SELECTED PASSAGE:
United States District Court, District of Idaho
Jun 2, 2023
1:21-cv-00376-BLW (D. Idaho Jun. 2, 2023)

Opinion

1:21-cv-00376-BLW

06-02-2023

SAFETY NATIONAL CASUALTY CORPORATION a/s/o Pacific Coast Supply, LLC and PACIFIC COAST SUPPLY, LLC, Plaintiff, v. KINSHOFER USA, INC., Defendant.


MEMORANDUM DECISION AND ORDER

B. Lynn Winmill U.S. District Court Judge

INTRODUCTION

Before the Court are the parties' cross-motions for sanctions for spoliation of evidence. Having carefully reviewed the briefing and record in this case, the Court will grant Plaintiffs' motion in part and deny it part, and grant Defendant's motion.

BACKGROUND

1. The Accident

This case arises from an accident that occurred on September 19, 2019. Plaintiff Pacific Coast Supply's employees were laying shingles on a roof using a crane truck with a forklift attachment manufactured by Defendant Kinshofer USA. As one pallet of shingles was being hoisted onto the roof, an employee noticed the tines on the forklift attachment “tipping and the pallet began to drift.” Compl. ¶¶ 13-14, Dkt. 1. Sliding off the fork tines, the pallet broke through the roof causing property damage and serious injury to Leo Gutierrez, a Pacific Coast employee. Following the incident, Mr. Gutierrez filed a worker's compensation claim with Pacific Coast, which was insured by Plaintiff Safety National Casualty Corporation (“SNCC”).

2. Inspections and Attempts to Locate Items

On September 26, 2019, employees of Pacific Coast, I-State Trucks, and Iowa Mold Tooling, Inc. inspected the crane truck and Kinshofer forklift attachment. Following the inspection, I-State's inspector, Brian Leick, wrote a report recording his findings. Dkt. 33-4. The inspectors had been able to replicate the forklift attachment's drifting, which Mr. Leick believed was caused by “some type of failure or contamination with the cylinder holding valve.” Id.

I-State Trucks is the distributor that sold the Kinshofer forklift attachment and crane truck to Pacific Coast. Buczek Decl., Dkt. 32-3. Iowa Mold Tooling, Inc. is the manufacturer of the crane truck involved in the accident. Id.

The next day, Mr. Leick contacted Kinshofer requesting a replacement valve for the forklift attachment. But Kinshofer advised that it preferred to replace the entire forklift attachment rather than only the valve. After replacing the attachment on or about October 22, 2019, Kinshofer conducted various tests, during which it was unable to replicate the drifting that Pacific Coast's employee reportedly observed just before the accident. Martin Decl. ¶ 6, Dkt. 38-2.

DATA LINES:
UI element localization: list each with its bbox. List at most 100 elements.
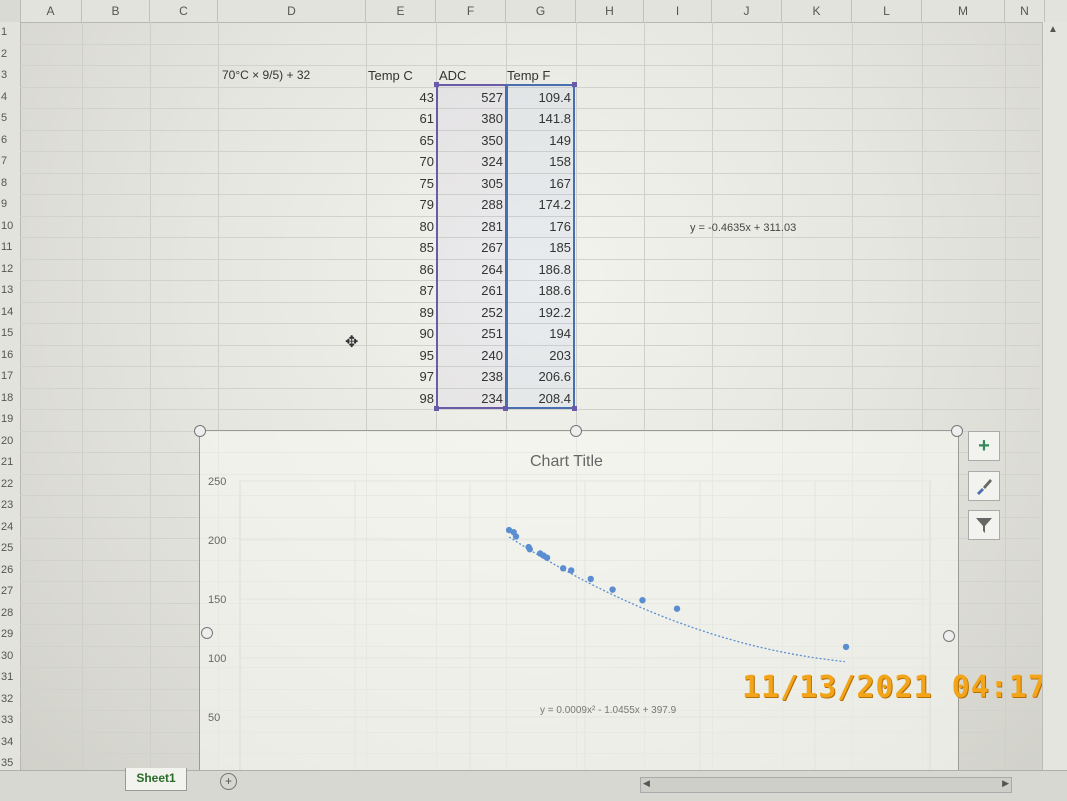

GIVEN EXERCISE: From the court opinion, write out the part that opens with the words containing "On September 26, 2019, employees" and closes with "the accident. Id.", swapping "crane truck" for "boom truck" wherever it occurs.

SOLUTION FOR THIS EXERCISE:
On September 26, 2019, employees of Pacific Coast, I-State Trucks, and Iowa Mold Tooling, Inc. inspected the boom truck and Kinshofer forklift attachment. Following the inspection, I-State's inspector, Brian Leick, wrote a report recording his findings. Dkt. 33-4. The inspectors had been able to replicate the forklift attachment's drifting, which Mr. Leick believed was caused by “some type of failure or contamination with the cylinder holding valve.” Id.

I-State Trucks is the distributor that sold the Kinshofer forklift attachment and boom truck to Pacific Coast. Buczek Decl., Dkt. 32-3. Iowa Mold Tooling, Inc. is the manufacturer of the boom truck involved in the accident. Id.